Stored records

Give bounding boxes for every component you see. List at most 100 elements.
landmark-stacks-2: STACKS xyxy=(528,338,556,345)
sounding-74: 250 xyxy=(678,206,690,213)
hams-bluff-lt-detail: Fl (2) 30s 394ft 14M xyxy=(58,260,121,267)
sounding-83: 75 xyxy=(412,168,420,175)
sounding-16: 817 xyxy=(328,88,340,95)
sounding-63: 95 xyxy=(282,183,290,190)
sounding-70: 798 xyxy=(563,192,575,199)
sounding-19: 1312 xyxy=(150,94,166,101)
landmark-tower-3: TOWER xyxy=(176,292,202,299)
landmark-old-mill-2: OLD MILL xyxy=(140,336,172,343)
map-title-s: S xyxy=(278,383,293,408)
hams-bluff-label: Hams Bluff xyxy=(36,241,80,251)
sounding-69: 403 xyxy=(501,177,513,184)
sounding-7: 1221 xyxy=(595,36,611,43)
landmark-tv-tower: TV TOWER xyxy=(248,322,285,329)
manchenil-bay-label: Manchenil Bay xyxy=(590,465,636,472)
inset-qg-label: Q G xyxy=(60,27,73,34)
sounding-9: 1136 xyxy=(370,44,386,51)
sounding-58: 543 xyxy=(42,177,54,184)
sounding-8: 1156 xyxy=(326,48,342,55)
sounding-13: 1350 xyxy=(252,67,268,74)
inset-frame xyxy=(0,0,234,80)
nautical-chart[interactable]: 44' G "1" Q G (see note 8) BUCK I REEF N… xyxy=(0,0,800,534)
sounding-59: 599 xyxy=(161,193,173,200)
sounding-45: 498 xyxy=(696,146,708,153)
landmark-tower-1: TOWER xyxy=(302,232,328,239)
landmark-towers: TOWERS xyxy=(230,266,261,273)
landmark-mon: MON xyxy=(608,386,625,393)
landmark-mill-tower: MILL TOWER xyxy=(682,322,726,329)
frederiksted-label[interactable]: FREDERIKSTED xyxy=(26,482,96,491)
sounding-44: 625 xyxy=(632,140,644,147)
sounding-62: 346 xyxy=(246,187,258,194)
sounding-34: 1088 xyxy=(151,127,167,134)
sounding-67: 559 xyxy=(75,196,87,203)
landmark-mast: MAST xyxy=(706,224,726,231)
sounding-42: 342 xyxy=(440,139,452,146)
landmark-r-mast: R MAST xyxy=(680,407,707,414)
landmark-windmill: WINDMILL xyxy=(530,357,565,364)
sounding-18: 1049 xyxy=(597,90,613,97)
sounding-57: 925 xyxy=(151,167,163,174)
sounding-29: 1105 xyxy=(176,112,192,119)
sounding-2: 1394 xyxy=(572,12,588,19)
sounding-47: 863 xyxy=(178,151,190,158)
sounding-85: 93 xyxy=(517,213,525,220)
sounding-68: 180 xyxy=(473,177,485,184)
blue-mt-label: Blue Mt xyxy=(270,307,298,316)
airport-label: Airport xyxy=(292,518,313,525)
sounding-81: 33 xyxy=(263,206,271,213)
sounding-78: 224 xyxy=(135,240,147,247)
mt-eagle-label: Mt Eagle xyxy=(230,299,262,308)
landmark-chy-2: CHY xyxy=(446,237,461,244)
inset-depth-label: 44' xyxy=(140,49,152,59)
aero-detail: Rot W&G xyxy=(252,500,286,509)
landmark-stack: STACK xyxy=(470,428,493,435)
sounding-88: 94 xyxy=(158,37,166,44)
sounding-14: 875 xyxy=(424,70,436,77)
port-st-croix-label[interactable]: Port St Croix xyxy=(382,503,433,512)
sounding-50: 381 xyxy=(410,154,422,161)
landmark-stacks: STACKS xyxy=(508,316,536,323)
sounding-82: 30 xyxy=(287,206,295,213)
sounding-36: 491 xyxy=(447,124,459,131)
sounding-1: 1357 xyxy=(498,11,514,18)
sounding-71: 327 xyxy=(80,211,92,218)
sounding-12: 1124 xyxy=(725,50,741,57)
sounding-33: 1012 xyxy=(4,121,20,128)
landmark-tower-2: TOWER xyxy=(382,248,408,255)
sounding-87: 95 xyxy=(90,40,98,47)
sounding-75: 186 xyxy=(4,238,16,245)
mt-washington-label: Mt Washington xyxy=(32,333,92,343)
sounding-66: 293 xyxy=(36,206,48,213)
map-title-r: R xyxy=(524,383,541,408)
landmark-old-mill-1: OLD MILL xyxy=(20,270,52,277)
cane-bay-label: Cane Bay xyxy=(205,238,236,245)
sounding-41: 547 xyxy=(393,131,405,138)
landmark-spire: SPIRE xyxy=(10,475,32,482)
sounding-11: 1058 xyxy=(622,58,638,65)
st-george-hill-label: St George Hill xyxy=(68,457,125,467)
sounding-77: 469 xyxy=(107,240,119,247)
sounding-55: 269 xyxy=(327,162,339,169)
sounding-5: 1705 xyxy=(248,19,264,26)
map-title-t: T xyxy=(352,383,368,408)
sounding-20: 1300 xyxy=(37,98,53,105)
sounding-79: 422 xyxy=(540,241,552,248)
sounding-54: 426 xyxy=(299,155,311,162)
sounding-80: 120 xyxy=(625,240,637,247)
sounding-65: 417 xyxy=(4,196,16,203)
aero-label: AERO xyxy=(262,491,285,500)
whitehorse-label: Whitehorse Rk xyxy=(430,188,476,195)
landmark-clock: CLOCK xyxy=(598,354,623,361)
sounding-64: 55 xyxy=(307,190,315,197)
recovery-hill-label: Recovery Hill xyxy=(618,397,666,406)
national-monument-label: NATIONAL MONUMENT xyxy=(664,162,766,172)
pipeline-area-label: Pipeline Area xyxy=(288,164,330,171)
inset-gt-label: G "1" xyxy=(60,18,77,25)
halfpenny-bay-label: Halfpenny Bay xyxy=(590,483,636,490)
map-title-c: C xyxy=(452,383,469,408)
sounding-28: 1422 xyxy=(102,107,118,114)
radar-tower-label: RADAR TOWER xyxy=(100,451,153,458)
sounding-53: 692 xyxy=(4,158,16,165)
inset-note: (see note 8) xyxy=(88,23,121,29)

(The task): Rewrite the entries from the first one through the entry that contains "sounding-69: 403 xyxy=(501,177,513,184)", replacing "bounding boxes" with "coordinates" and leaving everything else unchanged.

(Completed exercise):
Give coordinates for every component you see. List at most 100 elements.
landmark-stacks-2: STACKS xyxy=(528,338,556,345)
sounding-74: 250 xyxy=(678,206,690,213)
hams-bluff-lt-detail: Fl (2) 30s 394ft 14M xyxy=(58,260,121,267)
sounding-83: 75 xyxy=(412,168,420,175)
sounding-16: 817 xyxy=(328,88,340,95)
sounding-63: 95 xyxy=(282,183,290,190)
sounding-70: 798 xyxy=(563,192,575,199)
sounding-19: 1312 xyxy=(150,94,166,101)
landmark-tower-3: TOWER xyxy=(176,292,202,299)
landmark-old-mill-2: OLD MILL xyxy=(140,336,172,343)
map-title-s: S xyxy=(278,383,293,408)
hams-bluff-label: Hams Bluff xyxy=(36,241,80,251)
sounding-69: 403 xyxy=(501,177,513,184)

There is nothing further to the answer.